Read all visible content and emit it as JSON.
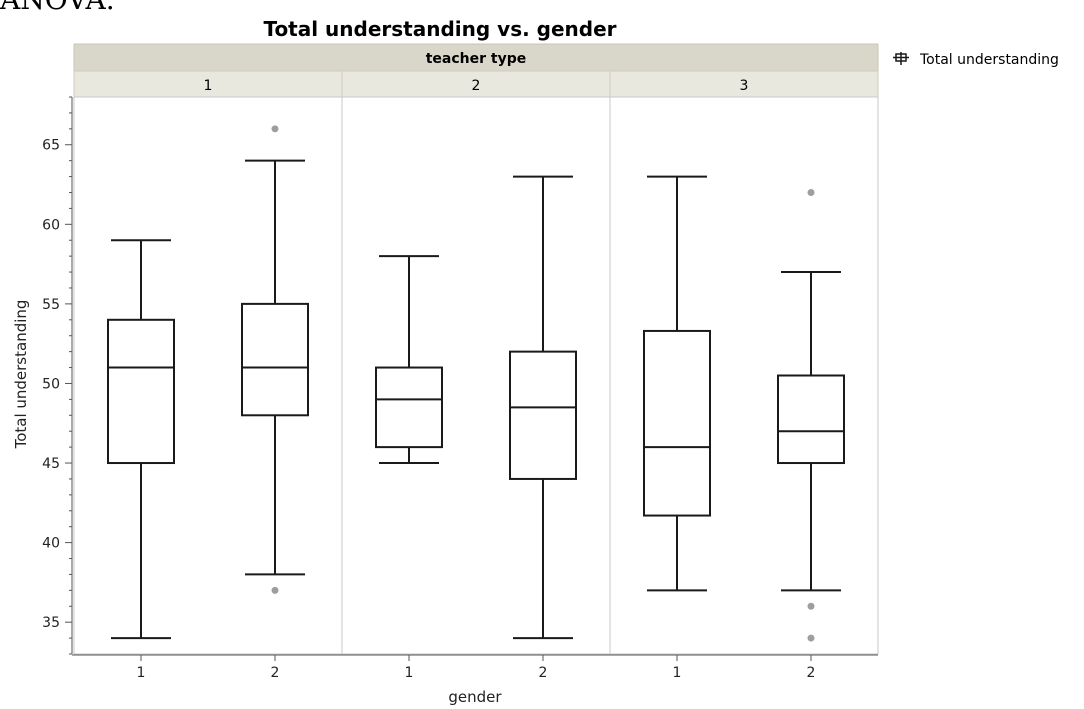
{
  "top_text": "ANOVA.",
  "chart_data": {
    "type": "boxplot",
    "title": "Total understanding vs. gender",
    "panel_header": "teacher type",
    "xlabel": "gender",
    "ylabel": "Total understanding",
    "ylim": [
      33,
      68
    ],
    "yticks": [
      35,
      40,
      45,
      50,
      55,
      60,
      65
    ],
    "legend": {
      "label": "Total understanding",
      "placement": "top-right"
    },
    "panels": [
      {
        "label": "1",
        "groups": [
          {
            "label": "1",
            "min": 34,
            "q1": 45,
            "median": 51,
            "q3": 54,
            "max": 59,
            "outliers": []
          },
          {
            "label": "2",
            "min": 38,
            "q1": 48,
            "median": 51,
            "q3": 55,
            "max": 64,
            "outliers": [
              37,
              66
            ]
          }
        ]
      },
      {
        "label": "2",
        "groups": [
          {
            "label": "1",
            "min": 45,
            "q1": 46,
            "median": 49,
            "q3": 51,
            "max": 58,
            "outliers": []
          },
          {
            "label": "2",
            "min": 34,
            "q1": 44,
            "median": 48.5,
            "q3": 52,
            "max": 63,
            "outliers": []
          }
        ]
      },
      {
        "label": "3",
        "groups": [
          {
            "label": "1",
            "min": 37,
            "q1": 41.7,
            "median": 46,
            "q3": 53.3,
            "max": 63,
            "outliers": []
          },
          {
            "label": "2",
            "min": 37,
            "q1": 45,
            "median": 47,
            "q3": 50.5,
            "max": 57,
            "outliers": [
              36,
              34,
              62
            ]
          }
        ]
      }
    ],
    "colors": {
      "header_bg": "#d9d7c9",
      "subheader_bg": "#e9e8df",
      "box_stroke": "#1a1a1a",
      "outlier": "#9e9e9e",
      "frame": "#c8c8c8",
      "axis": "#555555"
    }
  }
}
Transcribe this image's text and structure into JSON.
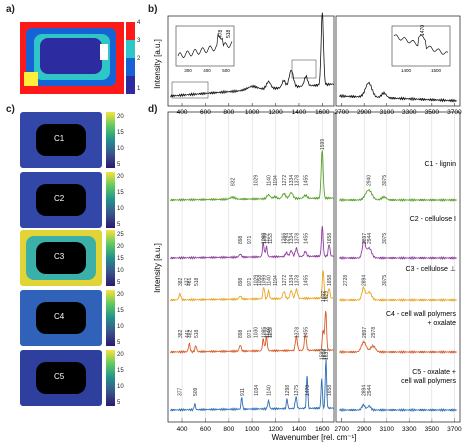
{
  "panels": {
    "a": "a)",
    "b": "b)",
    "c": "c)",
    "d": "d)"
  },
  "panel_a": {
    "colorbar_ticks": [
      "4",
      "3",
      "2",
      "1"
    ]
  },
  "panel_c": {
    "maps": [
      {
        "label": "C1",
        "ticks": [
          "20",
          "15",
          "10",
          "5"
        ]
      },
      {
        "label": "C2",
        "ticks": [
          "20",
          "15",
          "10",
          "5"
        ]
      },
      {
        "label": "C3",
        "ticks": [
          "25",
          "20",
          "15",
          "10",
          "5"
        ]
      },
      {
        "label": "C4",
        "ticks": [
          "20",
          "15",
          "10",
          "5"
        ]
      },
      {
        "label": "C5",
        "ticks": [
          "20",
          "15",
          "10",
          "5"
        ]
      }
    ]
  },
  "panel_b": {
    "ylabel": "Intensity [a.u.]",
    "xticks_left": [
      "400",
      "600",
      "800",
      "1000",
      "1200",
      "1400",
      "1600"
    ],
    "xticks_right": [
      "2700",
      "2900",
      "3100",
      "3300",
      "3500",
      "3700"
    ],
    "inset1_ticks": [
      "300",
      "400",
      "500"
    ],
    "inset1_peaks": [
      "478",
      "518"
    ],
    "inset2_ticks": [
      "1400",
      "1500"
    ],
    "inset2_peak": "1470"
  },
  "panel_d": {
    "ylabel": "Intensity [a.u.]",
    "xlabel": "Wavenumber [rel. cm⁻¹]",
    "xticks_left": [
      "400",
      "600",
      "800",
      "1000",
      "1200",
      "1400",
      "1600"
    ],
    "xticks_right": [
      "2700",
      "2900",
      "3100",
      "3300",
      "3500",
      "3700"
    ],
    "spectra": [
      {
        "label": "C1 - lignin",
        "color": "#5aa02c"
      },
      {
        "label": "C2 - cellulose I",
        "color": "#8e3e9e"
      },
      {
        "label": "C3 - cellulose ⊥",
        "color": "#e8a623"
      },
      {
        "label": "C4 - cell wall polymers",
        "label2": "+ oxalate",
        "color": "#d85c2a"
      },
      {
        "label": "C5 - oxalate +",
        "label2": "cell wall polymers",
        "color": "#2f6fb6"
      }
    ],
    "peaks": {
      "c1": [
        "1599",
        "1140",
        "1334",
        "1455",
        "1194",
        "1272",
        "1378",
        "1029",
        "832",
        "2940",
        "3075"
      ],
      "c2": [
        "1098",
        "1122",
        "1153",
        "1378",
        "1334",
        "1294",
        "1455",
        "1095",
        "1266",
        "1658",
        "898",
        "971",
        "2897",
        "2944",
        "3075"
      ],
      "c3": [
        "1099",
        "1140",
        "1272",
        "1334",
        "1455",
        "1194",
        "1058",
        "1378",
        "1658",
        "898",
        "971",
        "1029",
        "382",
        "437",
        "461",
        "518",
        "2728",
        "2894",
        "3075"
      ],
      "c4": [
        "1455",
        "1378",
        "1122",
        "1153",
        "1140",
        "1095",
        "1030",
        "898",
        "971",
        "462",
        "518",
        "441",
        "382",
        "1629",
        "1607",
        "2897",
        "2978"
      ],
      "c5": [
        "1631",
        "1595",
        "1616",
        "1470",
        "1375",
        "1298",
        "1140",
        "1034",
        "911",
        "509",
        "377",
        "1658",
        "2894",
        "2944"
      ]
    }
  }
}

* [DIRECTION] What is the number of lines in the listing that contain the string "cellulose"? Reply with that number alone.

* [RESPONSE TO THE TASK] 2